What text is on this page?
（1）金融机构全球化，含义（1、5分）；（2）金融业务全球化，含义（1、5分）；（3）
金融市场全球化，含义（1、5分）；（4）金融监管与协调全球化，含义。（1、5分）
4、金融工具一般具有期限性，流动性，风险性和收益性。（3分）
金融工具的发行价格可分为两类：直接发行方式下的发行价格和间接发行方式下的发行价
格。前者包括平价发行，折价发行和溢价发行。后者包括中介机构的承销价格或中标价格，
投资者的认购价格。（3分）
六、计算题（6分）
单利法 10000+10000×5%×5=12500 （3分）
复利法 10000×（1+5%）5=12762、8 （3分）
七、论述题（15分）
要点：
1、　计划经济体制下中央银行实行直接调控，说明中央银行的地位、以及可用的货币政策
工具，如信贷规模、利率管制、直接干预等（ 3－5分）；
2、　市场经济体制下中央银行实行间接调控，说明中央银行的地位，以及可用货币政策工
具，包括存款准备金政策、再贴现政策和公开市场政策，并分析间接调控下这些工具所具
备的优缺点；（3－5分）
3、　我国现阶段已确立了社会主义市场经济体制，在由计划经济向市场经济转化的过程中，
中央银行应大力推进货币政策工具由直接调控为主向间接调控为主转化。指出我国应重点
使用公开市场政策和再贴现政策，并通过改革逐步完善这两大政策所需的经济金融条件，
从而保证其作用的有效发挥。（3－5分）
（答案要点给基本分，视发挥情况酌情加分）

---

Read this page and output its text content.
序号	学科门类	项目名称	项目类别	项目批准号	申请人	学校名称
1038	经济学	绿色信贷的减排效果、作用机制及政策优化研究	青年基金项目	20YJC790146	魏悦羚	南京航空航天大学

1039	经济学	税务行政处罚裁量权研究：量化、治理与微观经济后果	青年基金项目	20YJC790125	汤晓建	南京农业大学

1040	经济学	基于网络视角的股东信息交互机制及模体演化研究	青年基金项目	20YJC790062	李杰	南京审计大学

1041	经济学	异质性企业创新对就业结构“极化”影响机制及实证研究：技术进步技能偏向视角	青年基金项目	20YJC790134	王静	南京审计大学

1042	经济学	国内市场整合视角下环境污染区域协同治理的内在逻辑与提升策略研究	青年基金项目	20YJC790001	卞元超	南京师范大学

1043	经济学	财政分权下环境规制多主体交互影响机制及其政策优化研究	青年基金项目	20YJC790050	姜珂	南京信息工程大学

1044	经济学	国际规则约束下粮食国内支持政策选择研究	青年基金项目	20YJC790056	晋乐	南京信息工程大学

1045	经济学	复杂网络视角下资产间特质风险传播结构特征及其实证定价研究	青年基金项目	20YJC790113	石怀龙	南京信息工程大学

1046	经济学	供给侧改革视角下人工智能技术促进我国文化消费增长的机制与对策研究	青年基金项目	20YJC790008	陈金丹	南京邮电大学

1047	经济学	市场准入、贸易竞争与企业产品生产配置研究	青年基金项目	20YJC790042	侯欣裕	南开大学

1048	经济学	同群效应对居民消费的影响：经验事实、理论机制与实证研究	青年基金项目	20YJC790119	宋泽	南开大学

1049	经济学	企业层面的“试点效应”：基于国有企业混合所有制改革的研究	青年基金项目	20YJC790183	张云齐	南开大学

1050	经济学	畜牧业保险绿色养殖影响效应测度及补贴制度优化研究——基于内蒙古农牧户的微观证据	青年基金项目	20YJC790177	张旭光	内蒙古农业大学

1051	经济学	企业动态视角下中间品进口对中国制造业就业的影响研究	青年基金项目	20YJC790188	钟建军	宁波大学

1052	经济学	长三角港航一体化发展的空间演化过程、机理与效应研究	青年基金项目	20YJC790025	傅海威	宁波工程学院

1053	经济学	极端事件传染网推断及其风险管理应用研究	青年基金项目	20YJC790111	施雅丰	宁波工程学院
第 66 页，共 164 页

WORK TO DO: Copy each line of the preceding data that contains the string "this".

THE OUTPUT:
What text is on this page?
Read this page and output its text content.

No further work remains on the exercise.